Find the string "None" in the records. Copy every line it appears in.

+ + +

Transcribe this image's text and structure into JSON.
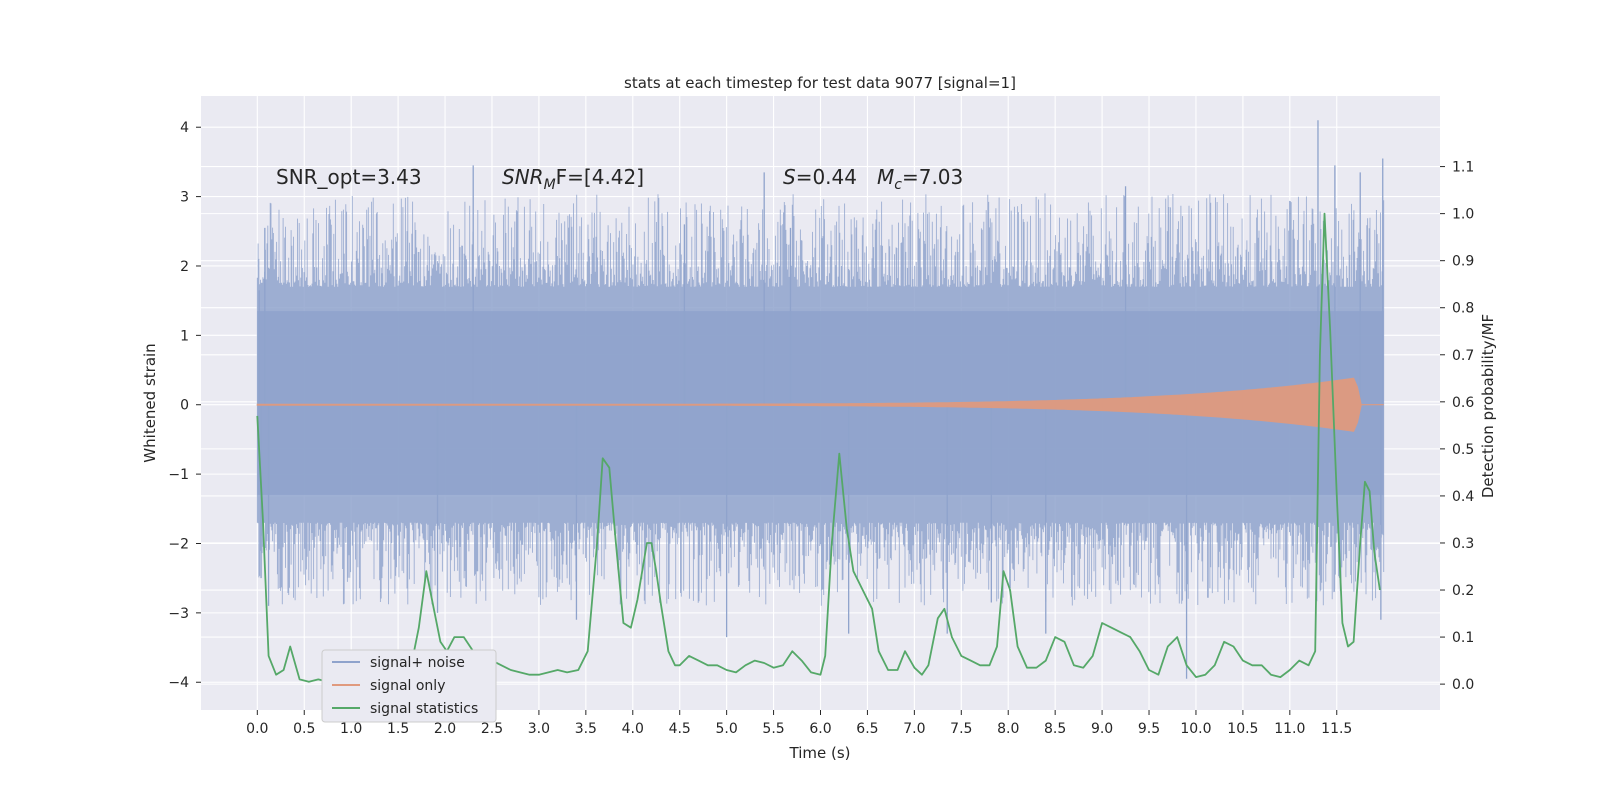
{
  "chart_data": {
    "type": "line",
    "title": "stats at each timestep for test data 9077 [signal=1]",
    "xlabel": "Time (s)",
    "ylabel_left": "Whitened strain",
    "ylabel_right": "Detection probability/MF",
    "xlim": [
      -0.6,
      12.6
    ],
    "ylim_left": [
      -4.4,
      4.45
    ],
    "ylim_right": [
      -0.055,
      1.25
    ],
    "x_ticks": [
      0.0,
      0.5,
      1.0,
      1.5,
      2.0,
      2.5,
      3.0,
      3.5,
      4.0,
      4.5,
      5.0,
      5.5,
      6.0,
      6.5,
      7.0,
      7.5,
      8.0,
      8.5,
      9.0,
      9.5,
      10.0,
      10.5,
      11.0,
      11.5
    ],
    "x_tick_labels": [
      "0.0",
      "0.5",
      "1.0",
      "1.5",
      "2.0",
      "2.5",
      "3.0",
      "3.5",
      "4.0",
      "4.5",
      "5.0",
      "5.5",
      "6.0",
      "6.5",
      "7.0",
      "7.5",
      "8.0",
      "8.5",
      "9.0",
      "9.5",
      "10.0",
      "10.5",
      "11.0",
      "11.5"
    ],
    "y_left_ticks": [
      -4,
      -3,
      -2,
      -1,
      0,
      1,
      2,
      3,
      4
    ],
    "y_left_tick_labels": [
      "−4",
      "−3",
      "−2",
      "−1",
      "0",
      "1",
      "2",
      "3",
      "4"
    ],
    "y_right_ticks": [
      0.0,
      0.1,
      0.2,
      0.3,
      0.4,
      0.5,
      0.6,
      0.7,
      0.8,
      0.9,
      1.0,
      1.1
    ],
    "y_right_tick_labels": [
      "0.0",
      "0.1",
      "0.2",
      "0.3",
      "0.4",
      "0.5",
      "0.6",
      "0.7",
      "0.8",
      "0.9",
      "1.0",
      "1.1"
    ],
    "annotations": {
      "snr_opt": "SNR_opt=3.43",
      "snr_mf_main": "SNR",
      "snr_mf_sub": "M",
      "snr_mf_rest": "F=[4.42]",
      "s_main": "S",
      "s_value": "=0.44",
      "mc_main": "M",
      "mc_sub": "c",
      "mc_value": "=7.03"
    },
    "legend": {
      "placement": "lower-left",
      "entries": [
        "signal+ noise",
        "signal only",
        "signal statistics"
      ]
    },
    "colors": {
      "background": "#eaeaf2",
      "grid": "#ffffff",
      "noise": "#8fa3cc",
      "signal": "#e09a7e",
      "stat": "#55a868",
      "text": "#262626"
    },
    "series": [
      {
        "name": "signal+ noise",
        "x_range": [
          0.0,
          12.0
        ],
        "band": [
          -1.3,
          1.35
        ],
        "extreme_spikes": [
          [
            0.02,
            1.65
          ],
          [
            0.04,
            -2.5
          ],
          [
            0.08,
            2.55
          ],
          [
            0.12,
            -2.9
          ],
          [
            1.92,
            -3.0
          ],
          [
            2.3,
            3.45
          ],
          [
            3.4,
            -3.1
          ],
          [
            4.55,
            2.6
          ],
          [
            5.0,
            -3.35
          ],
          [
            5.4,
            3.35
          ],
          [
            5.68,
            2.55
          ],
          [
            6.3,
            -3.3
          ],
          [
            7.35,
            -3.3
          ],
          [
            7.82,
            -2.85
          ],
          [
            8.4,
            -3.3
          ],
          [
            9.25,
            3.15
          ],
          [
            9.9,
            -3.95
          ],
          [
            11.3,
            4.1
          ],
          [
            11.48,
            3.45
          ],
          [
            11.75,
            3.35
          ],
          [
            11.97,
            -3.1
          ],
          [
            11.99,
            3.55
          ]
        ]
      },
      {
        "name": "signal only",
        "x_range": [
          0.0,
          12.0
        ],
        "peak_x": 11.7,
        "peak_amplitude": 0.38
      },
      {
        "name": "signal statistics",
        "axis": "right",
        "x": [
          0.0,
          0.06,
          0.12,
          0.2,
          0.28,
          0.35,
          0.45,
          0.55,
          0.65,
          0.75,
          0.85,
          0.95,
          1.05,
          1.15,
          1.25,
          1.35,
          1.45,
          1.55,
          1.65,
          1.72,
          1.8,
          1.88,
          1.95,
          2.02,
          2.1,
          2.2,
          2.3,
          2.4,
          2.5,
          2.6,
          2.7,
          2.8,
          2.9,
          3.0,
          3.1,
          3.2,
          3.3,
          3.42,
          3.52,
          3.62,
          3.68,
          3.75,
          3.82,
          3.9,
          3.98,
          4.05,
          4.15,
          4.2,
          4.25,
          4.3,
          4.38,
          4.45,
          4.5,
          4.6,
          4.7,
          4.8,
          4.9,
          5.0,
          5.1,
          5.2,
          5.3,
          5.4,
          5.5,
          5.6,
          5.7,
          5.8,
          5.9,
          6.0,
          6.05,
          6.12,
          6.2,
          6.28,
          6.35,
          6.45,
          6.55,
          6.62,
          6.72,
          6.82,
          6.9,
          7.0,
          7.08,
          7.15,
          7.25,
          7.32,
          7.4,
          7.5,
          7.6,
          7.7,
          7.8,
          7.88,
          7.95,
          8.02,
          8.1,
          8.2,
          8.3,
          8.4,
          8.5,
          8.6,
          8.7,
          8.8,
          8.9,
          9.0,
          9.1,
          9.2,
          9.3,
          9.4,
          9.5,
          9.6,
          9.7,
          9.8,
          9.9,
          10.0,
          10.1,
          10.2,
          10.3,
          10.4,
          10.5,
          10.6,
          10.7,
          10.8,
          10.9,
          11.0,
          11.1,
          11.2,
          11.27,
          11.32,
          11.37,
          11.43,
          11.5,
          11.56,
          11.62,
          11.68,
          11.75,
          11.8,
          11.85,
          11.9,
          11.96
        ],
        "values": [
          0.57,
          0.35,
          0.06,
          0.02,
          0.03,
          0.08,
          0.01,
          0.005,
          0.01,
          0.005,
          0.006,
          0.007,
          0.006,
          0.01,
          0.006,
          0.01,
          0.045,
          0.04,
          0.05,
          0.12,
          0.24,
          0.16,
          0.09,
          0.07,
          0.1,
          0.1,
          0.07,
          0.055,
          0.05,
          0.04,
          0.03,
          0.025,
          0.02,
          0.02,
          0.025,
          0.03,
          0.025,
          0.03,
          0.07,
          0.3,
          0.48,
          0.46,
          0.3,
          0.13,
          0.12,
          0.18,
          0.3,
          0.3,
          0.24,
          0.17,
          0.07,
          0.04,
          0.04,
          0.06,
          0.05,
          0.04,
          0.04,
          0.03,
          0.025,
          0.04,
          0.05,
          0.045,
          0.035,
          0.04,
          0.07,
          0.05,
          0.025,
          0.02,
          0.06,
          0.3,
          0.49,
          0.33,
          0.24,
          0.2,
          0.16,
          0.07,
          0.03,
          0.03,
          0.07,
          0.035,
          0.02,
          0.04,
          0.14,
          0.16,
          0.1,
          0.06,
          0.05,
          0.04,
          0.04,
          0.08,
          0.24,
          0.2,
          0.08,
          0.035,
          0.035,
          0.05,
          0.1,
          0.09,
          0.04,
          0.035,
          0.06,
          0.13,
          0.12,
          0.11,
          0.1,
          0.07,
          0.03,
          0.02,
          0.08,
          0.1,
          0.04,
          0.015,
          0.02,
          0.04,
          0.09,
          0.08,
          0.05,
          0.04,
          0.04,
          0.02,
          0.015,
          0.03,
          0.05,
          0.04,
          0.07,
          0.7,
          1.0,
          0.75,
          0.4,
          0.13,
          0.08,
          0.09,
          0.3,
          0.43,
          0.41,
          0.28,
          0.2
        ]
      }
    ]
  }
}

+ + +

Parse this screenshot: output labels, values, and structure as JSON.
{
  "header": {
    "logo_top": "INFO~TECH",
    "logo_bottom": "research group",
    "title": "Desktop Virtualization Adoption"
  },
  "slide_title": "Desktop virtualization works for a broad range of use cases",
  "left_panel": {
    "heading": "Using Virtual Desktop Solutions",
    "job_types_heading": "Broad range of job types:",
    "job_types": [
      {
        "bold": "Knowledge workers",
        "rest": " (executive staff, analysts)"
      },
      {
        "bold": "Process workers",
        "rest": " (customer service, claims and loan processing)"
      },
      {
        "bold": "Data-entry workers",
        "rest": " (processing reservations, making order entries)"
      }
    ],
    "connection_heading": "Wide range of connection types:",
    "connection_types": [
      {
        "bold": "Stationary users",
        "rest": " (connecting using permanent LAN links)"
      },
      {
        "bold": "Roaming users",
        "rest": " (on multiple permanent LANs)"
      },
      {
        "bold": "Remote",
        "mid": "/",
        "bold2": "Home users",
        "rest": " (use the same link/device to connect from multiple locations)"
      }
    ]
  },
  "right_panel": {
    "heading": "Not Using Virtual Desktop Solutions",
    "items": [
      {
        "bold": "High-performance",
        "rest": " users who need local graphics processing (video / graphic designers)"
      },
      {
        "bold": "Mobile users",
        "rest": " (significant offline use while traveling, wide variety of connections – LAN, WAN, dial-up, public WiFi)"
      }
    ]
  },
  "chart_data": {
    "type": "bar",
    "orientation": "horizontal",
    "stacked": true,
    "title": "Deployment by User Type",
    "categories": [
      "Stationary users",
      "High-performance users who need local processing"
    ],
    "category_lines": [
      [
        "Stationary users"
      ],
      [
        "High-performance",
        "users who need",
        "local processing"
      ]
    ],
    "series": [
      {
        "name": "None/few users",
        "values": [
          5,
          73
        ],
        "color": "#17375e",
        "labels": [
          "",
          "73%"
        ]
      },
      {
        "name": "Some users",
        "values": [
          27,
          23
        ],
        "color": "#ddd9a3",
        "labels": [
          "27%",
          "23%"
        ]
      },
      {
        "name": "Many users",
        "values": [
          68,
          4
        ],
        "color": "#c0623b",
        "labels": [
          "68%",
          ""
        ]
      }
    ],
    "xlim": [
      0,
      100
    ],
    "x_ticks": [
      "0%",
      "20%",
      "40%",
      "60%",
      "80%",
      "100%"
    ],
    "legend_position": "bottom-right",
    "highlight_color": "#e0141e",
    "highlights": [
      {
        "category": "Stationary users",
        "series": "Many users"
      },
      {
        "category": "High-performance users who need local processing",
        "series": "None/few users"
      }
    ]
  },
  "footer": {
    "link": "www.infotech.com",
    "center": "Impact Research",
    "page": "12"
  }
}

+ + +

* [Response]:
        "name": "None/few users",
        "series": "None/few users"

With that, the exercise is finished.